_REQUIREMENT_: Please convert every line of the listing into a JSON list of strings, one string per line, skipping any blank lines.

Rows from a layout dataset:
=======

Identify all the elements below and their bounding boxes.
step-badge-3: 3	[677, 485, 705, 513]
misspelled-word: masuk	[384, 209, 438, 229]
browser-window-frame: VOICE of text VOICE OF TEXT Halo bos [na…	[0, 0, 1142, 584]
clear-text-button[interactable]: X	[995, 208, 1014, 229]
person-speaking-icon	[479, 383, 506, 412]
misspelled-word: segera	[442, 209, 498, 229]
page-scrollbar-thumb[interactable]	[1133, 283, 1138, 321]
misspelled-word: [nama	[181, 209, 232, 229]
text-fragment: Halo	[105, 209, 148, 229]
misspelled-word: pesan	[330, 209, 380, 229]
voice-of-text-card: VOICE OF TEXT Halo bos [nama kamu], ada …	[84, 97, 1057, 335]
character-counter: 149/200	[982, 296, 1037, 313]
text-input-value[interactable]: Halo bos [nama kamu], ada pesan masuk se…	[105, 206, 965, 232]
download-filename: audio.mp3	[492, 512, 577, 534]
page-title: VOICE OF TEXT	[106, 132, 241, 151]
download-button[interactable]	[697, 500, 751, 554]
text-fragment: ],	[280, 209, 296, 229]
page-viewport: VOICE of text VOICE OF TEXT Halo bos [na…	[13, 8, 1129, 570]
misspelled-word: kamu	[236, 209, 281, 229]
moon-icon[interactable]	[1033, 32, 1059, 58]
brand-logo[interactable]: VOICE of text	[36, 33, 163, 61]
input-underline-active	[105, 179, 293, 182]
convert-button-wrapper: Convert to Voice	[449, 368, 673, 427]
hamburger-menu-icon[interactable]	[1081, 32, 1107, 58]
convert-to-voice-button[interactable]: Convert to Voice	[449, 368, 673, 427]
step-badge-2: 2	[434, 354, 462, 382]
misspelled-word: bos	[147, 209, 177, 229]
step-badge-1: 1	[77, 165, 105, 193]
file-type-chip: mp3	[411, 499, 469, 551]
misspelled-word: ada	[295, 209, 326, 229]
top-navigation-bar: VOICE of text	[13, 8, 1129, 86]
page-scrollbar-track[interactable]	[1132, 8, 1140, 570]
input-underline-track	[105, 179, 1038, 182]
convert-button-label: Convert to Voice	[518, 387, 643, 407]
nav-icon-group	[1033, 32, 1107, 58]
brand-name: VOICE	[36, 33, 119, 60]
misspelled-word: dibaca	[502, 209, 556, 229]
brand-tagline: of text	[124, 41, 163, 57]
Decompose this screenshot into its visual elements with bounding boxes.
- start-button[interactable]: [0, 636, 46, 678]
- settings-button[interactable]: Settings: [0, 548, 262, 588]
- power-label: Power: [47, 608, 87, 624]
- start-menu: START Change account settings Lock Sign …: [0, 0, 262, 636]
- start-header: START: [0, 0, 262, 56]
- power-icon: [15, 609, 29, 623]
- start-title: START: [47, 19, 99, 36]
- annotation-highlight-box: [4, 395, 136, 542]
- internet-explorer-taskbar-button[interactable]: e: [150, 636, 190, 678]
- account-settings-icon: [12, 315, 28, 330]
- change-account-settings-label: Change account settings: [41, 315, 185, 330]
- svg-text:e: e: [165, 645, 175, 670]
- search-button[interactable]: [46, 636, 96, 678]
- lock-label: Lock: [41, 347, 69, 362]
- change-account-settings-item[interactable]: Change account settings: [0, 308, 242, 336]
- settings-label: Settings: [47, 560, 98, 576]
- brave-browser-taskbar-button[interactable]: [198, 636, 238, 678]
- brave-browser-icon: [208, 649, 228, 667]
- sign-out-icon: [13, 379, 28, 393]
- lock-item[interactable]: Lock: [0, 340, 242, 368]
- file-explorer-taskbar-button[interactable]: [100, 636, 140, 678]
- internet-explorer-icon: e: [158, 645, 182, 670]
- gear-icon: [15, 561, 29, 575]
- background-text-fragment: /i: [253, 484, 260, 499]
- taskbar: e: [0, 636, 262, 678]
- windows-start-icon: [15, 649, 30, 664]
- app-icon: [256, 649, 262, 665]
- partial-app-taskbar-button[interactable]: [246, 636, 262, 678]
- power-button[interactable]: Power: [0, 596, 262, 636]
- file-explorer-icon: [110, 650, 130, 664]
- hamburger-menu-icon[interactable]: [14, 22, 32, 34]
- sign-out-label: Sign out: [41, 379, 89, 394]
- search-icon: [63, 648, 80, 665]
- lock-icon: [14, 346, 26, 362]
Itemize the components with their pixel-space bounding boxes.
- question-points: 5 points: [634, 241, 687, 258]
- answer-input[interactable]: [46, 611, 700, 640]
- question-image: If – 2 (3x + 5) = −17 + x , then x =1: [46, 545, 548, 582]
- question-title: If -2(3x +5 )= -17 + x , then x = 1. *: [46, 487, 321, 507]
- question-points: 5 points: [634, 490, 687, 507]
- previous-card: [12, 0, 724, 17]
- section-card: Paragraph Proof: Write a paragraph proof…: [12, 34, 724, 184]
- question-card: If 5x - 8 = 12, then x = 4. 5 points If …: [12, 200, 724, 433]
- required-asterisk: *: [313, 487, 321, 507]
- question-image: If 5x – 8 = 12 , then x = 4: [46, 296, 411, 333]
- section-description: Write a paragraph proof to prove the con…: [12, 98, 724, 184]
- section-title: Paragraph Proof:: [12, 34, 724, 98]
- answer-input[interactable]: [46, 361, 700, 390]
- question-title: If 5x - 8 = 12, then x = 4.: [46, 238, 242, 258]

=======

_FINAL ANSWER_:
[
  "Identify all the elements below and their bounding boxes.",
  "step-badge-3: 3\t[677, 485, 705, 513]",
  "misspelled-word: masuk\t[384, 209, 438, 229]",
  "browser-window-frame: VOICE of text VOICE OF TEXT Halo bos [na…\t[0, 0, 1142, 584]",
  "clear-text-button[interactable]: X\t[995, 208, 1014, 229]",
  "person-speaking-icon\t[479, 383, 506, 412]",
  "misspelled-word: segera\t[442, 209, 498, 229]",
  "page-scrollbar-thumb[interactable]\t[1133, 283, 1138, 321]",
  "misspelled-word: [nama\t[181, 209, 232, 229]",
  "text-fragment: Halo\t[105, 209, 148, 229]",
  "misspelled-word: pesan\t[330, 209, 380, 229]",
  "voice-of-text-card: VOICE OF TEXT Halo bos [nama kamu], ada …\t[84, 97, 1057, 335]",
  "character-counter: 149/200\t[982, 296, 1037, 313]",
  "text-input-value[interactable]: Halo bos [nama kamu], ada pesan masuk se…\t[105, 206, 965, 232]",
  "download-filename: audio.mp3\t[492, 512, 577, 534]",
  "page-title: VOICE OF TEXT\t[106, 132, 241, 151]",
  "download-button[interactable]\t[697, 500, 751, 554]",
  "text-fragment: ],\t[280, 209, 296, 229]",
  "page-viewport: VOICE of text VOICE OF TEXT Halo bos [na…\t[13, 8, 1129, 570]",
  "misspelled-word: kamu\t[236, 209, 281, 229]",
  "moon-icon[interactable]\t[1033, 32, 1059, 58]",
  "brand-logo[interactable]: VOICE of text\t[36, 33, 163, 61]",
  "input-underline-active\t[105, 179, 293, 182]",
  "convert-button-wrapper: Convert to Voice\t[449, 368, 673, 427]",
  "hamburger-menu-icon[interactable]\t[1081, 32, 1107, 58]",
  "convert-to-voice-button[interactable]: Convert to Voice\t[449, 368, 673, 427]",
  "step-badge-2: 2\t[434, 354, 462, 382]",
  "misspelled-word: bos\t[147, 209, 177, 229]",
  "step-badge-1: 1\t[77, 165, 105, 193]",
  "file-type-chip: mp3\t[411, 499, 469, 551]",
  "misspelled-word: ada\t[295, 209, 326, 229]",
  "top-navigation-bar: VOICE of text\t[13, 8, 1129, 86]",
  "page-scrollbar-track[interactable]\t[1132, 8, 1140, 570]",
  "input-underline-track\t[105, 179, 1038, 182]",
  "convert-button-label: Convert to Voice\t[518, 387, 643, 407]",
  "nav-icon-group\t[1033, 32, 1107, 58]",
  "brand-name: VOICE\t[36, 33, 119, 60]",
  "misspelled-word: dibaca\t[502, 209, 556, 229]",
  "brand-tagline: of text\t[124, 41, 163, 57]",
  "Decompose this screenshot into its visual elements with bounding boxes.",
  "- start-button[interactable]: [0, 636, 46, 678]",
  "- settings-button[interactable]: Settings: [0, 548, 262, 588]",
  "- power-label: Power: [47, 608, 87, 624]",
  "- start-menu: START Change account settings Lock Sign …: [0, 0, 262, 636]",
  "- start-header: START: [0, 0, 262, 56]",
  "- power-icon: [15, 609, 29, 623]",
  "- start-title: START: [47, 19, 99, 36]",
  "- annotation-highlight-box: [4, 395, 136, 542]",
  "- internet-explorer-taskbar-button[interactable]: e: [150, 636, 190, 678]",
  "- account-settings-icon: [12, 315, 28, 330]",
  "- change-account-settings-label: Change account settings: [41, 315, 185, 330]",
  "- svg-text:e: e: [165, 645, 175, 670]",
  "- search-button[interactable]: [46, 636, 96, 678]",
  "- lock-label: Lock: [41, 347, 69, 362]",
  "- change-account-settings-item[interactable]: Change account settings: [0, 308, 242, 336]",
  "- settings-label: Settings: [47, 560, 98, 576]",
  "- brave-browser-taskbar-button[interactable]: [198, 636, 238, 678]",
  "- brave-browser-icon: [208, 649, 228, 667]",
  "- sign-out-icon: [13, 379, 28, 393]",
  "- lock-item[interactable]: Lock: [0, 340, 242, 368]",
  "- file-explorer-taskbar-button[interactable]: [100, 636, 140, 678]",
  "- internet-explorer-icon: e: [158, 645, 182, 670]",
  "- gear-icon: [15, 561, 29, 575]",
  "- background-text-fragment: /i: [253, 484, 260, 499]",
  "- taskbar: e: [0, 636, 262, 678]",
  "- windows-start-icon: [15, 649, 30, 664]",
  "- app-icon: [256, 649, 262, 665]",
  "- partial-app-taskbar-button[interactable]: [246, 636, 262, 678]",
  "- power-button[interactable]: Power: [0, 596, 262, 636]",
  "- file-explorer-icon: [110, 650, 130, 664]",
  "- hamburger-menu-icon[interactable]: [14, 22, 32, 34]",
  "- sign-out-label: Sign out: [41, 379, 89, 394]",
  "- search-icon: [63, 648, 80, 665]",
  "- lock-icon: [14, 346, 26, 362]",
  "Itemize the components with their pixel-space bounding boxes.",
  "- question-points: 5 points: [634, 241, 687, 258]",
  "- answer-input[interactable]: [46, 611, 700, 640]",
  "- question-image: If – 2 (3x + 5) = −17 + x , then x =1: [46, 545, 548, 582]",
  "- question-title: If -2(3x +5 )= -17 + x , then x = 1. *: [46, 487, 321, 507]",
  "- question-points: 5 points: [634, 490, 687, 507]",
  "- previous-card: [12, 0, 724, 17]",
  "- section-card: Paragraph Proof: Write a paragraph proof…: [12, 34, 724, 184]",
  "- question-card: If 5x - 8 = 12, then x = 4. 5 points If …: [12, 200, 724, 433]",
  "- required-asterisk: *: [313, 487, 321, 507]",
  "- question-image: If 5x – 8 = 12 , then x = 4: [46, 296, 411, 333]",
  "- section-description: Write a paragraph proof to prove the con…: [12, 98, 724, 184]",
  "- section-title: Paragraph Proof:: [12, 34, 724, 98]",
  "- answer-input[interactable]: [46, 361, 700, 390]",
  "- question-title: If 5x - 8 = 12, then x = 4.: [46, 238, 242, 258]"
]